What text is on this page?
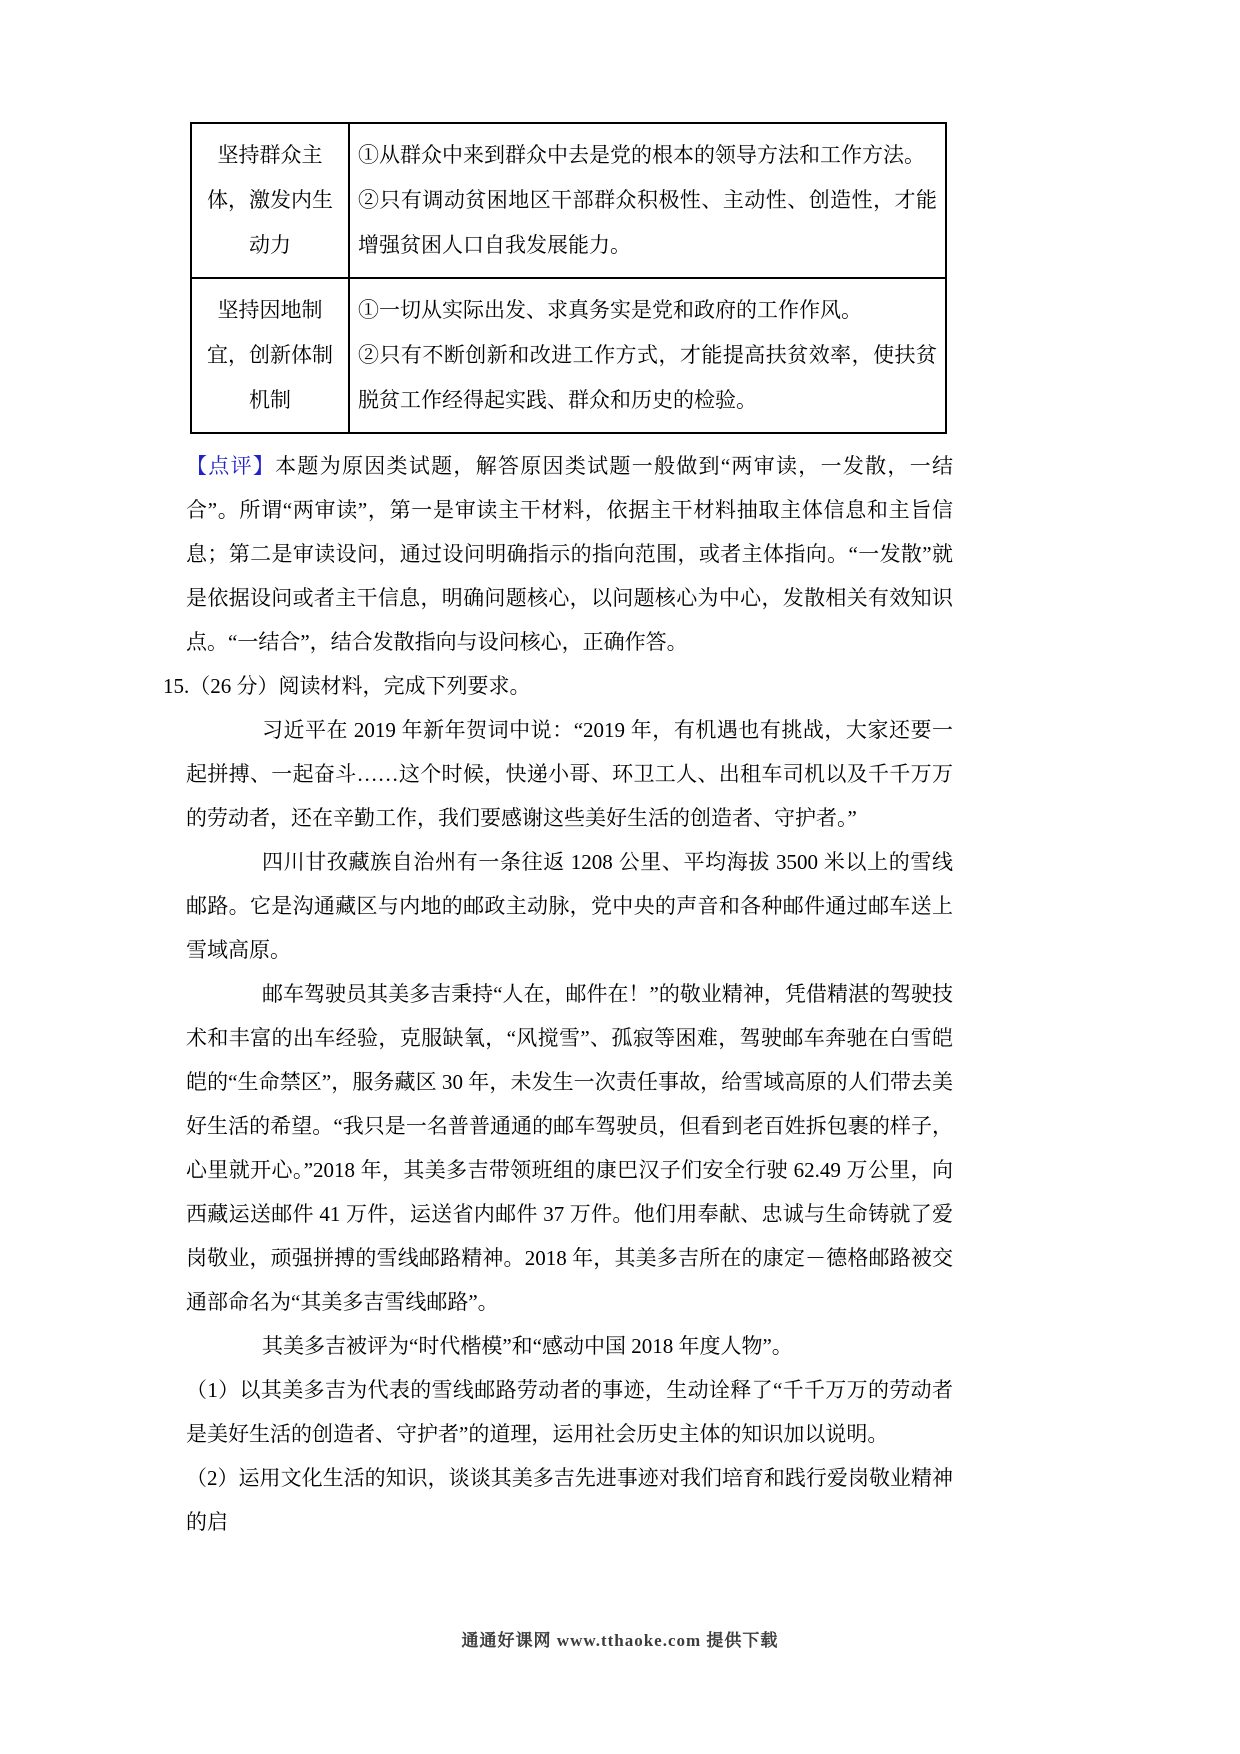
坚持群众主体，激发内生动力	①从群众中来到群众中去是党的根本的领导方法和工作方法。

②只有调动贫困地区干部群众积极性、主动性、创造性，才能增强贫困人口自我发展能力。

坚持因地制宜，创新体制机制	①一切从实际出发、求真务实是党和政府的工作作风。

②只有不断创新和改进工作方式，才能提高扶贫效率，使扶贫脱贫工作经得起实践、群众和历史的检验。

【点评】本题为原因类试题，解答原因类试题一般做到“两审读，一发散，一结合”。所谓“两审读”，第一是审读主干材料，依据主干材料抽取主体信息和主旨信息；第二是审读设问，通过设问明确指示的指向范围，或者主体指向。“一发散”就是依据设问或者主干信息，明确问题核心，以问题核心为中心，发散相关有效知识点。“一结合”，结合发散指向与设问核心，正确作答。

15.（26 分）阅读材料，完成下列要求。

习近平在 2019 年新年贺词中说：“2019 年，有机遇也有挑战，大家还要一起拼搏、一起奋斗……这个时候，快递小哥、环卫工人、出租车司机以及千千万万的劳动者，还在辛勤工作，我们要感谢这些美好生活的创造者、守护者。”

四川甘孜藏族自治州有一条往返 1208 公里、平均海拔 3500 米以上的雪线邮路。它是沟通藏区与内地的邮政主动脉，党中央的声音和各种邮件通过邮车送上雪域高原。

邮车驾驶员其美多吉秉持“人在，邮件在！”的敬业精神，凭借精湛的驾驶技术和丰富的出车经验，克服缺氧，“风搅雪”、孤寂等困难，驾驶邮车奔驰在白雪皑皑的“生命禁区”，服务藏区 30 年，未发生一次责任事故，给雪域高原的人们带去美好生活的希望。“我只是一名普普通通的邮车驾驶员，但看到老百姓拆包裹的样子，心里就开心。”2018 年，其美多吉带领班组的康巴汉子们安全行驶 62.49 万公里，向西藏运送邮件 41 万件，运送省内邮件 37 万件。他们用奉献、忠诚与生命铸就了爱岗敬业，顽强拼搏的雪线邮路精神。2018 年，其美多吉所在的康定－德格邮路被交通部命名为“其美多吉雪线邮路”。

其美多吉被评为“时代楷模”和“感动中国 2018 年度人物”。

（1）以其美多吉为代表的雪线邮路劳动者的事迹，生动诠释了“千千万万的劳动者是美好生活的创造者、守护者”的道理，运用社会历史主体的知识加以说明。

（2）运用文化生活的知识，谈谈其美多吉先进事迹对我们培育和践行爱岗敬业精神的启

通通好课网 www.tthaoke.com 提供下载
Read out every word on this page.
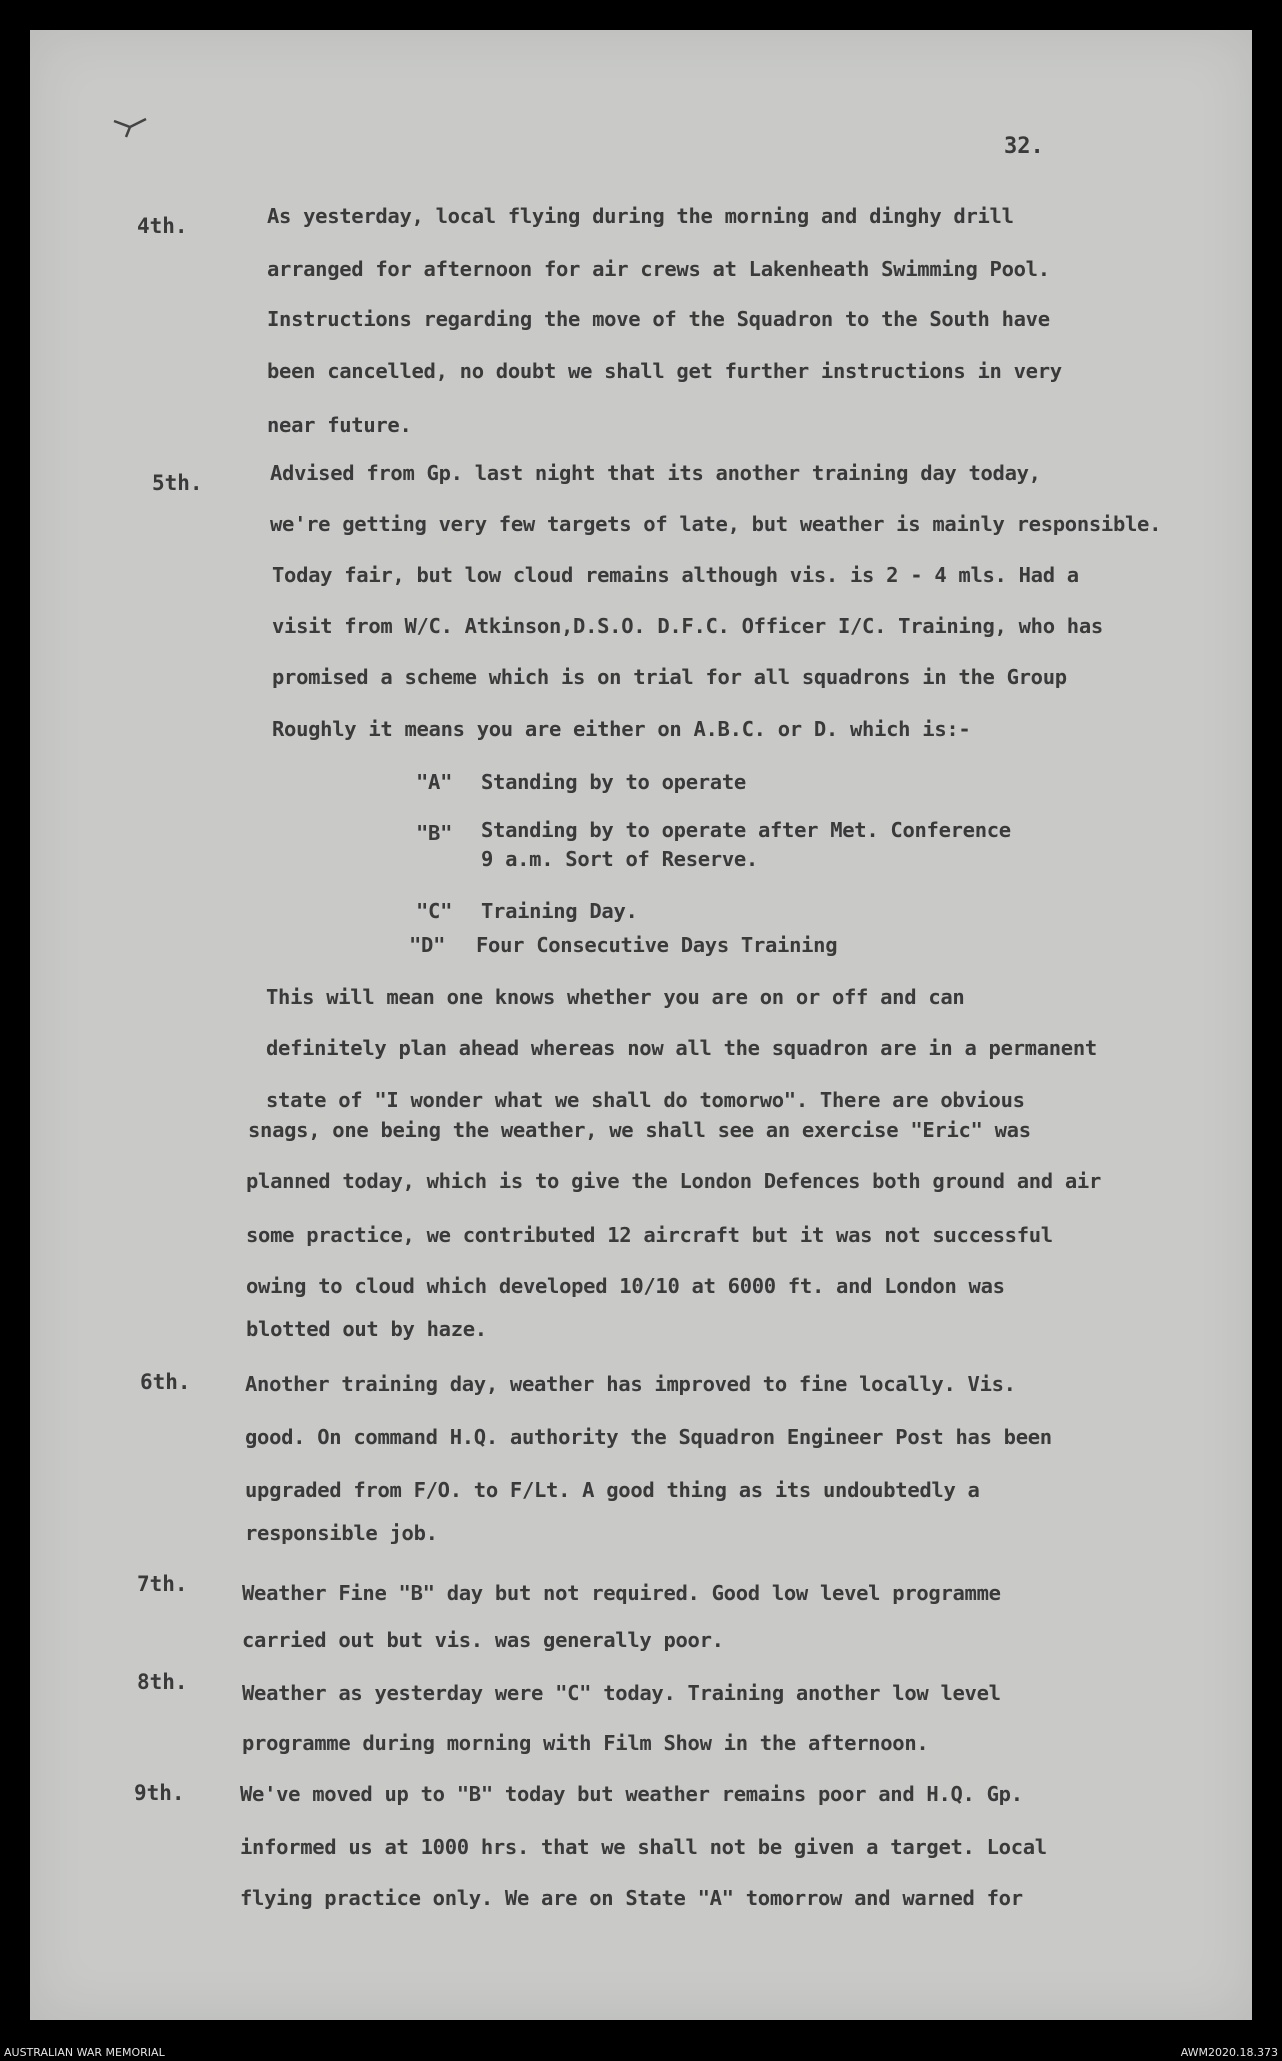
32.
4th.	As yesterday, local flying during the morning and dinghy drill
arranged for afternoon for air crews at Lakenheath Swimming Pool.
Instructions regarding the move of the Squadron to the South have
been cancelled, no doubt we shall get further instructions in very
near future.
5th.	Advised from Gp. last night that its another training day today,
we're getting very few targets of late, but weather is mainly responsible.
Today fair, but low cloud remains although vis. is 2 - 4 mls. Had a
visit from W/C. Atkinson,D.S.O. D.F.C. Officer I/C. Training, who has
promised a scheme which is on trial for all squadrons in the Group
Roughly it means you are either on A.B.C. or D. which is:-
"A" Standing by to operate
"B" Standing by to operate after Met. Conference
9 a.m. Sort of Reserve.
"C" Training Day.
"D" Four Consecutive Days Training
This will mean one knows whether you are on or off and can
definitely plan ahead whereas now all the squadron are in a permanent
state of "I wonder what we shall do tomorwo". There are obvious
snags, one being the weather, we shall see an exercise "Eric" was
planned today, which is to give the London Defences both ground and air
some practice, we contributed 12 aircraft but it was not successful
owing to cloud which developed 10/10 at 6000 ft. and London was
blotted out by haze.
6th.	Another training day, weather has improved to fine locally. Vis.
good. On command H.Q. authority the Squadron Engineer Post has been
upgraded from F/O. to F/Lt. A good thing as its undoubtedly a
responsible job.
7th.	Weather Fine "B" day but not required. Good low level programme
carried out but vis. was generally poor.
8th.	Weather as yesterday were "C" today. Training another low level
programme during morning with Film Show in the afternoon.
9th.	We've moved up to "B" today but weather remains poor and H.Q. Gp.
informed us at 1000 hrs. that we shall not be given a target. Local
flying practice only. We are on State "A" tomorrow and warned for
AUSTRALIAN WAR MEMORIAL	AWM2020.18.373
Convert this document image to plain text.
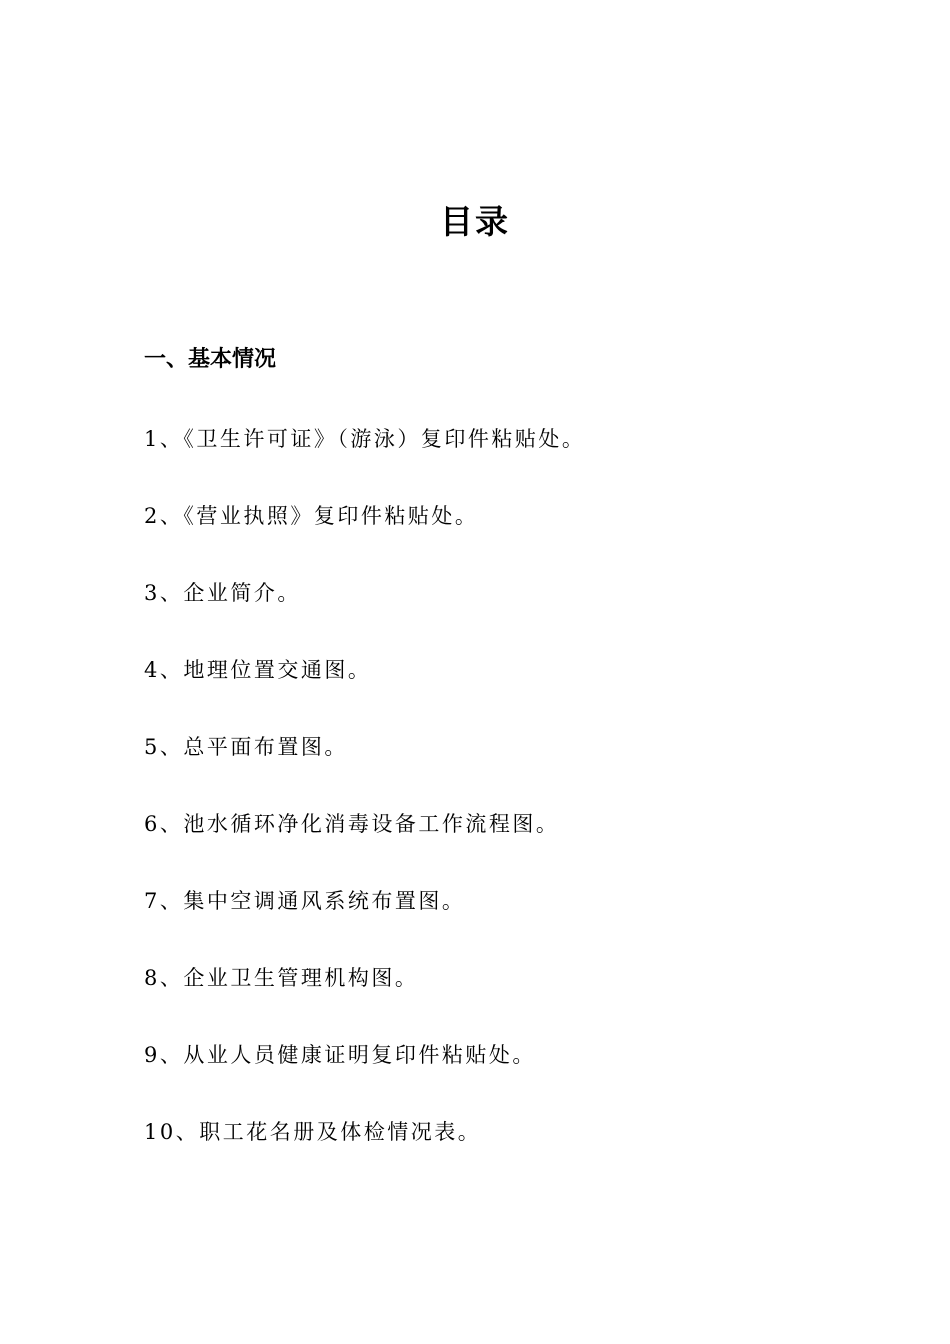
目录
一、基本情况
1、《卫生许可证》（游泳）复印件粘贴处。
2、《营业执照》复印件粘贴处。
3、企业简介。
4、地理位置交通图。
5、总平面布置图。
6、池水循环净化消毒设备工作流程图。
7、集中空调通风系统布置图。
8、企业卫生管理机构图。
9、从业人员健康证明复印件粘贴处。
10、职工花名册及体检情况表。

——

Copy down every line of the entries containing the word "text".

▸ Final result
What text is on this page?
Convert this document image to plain text.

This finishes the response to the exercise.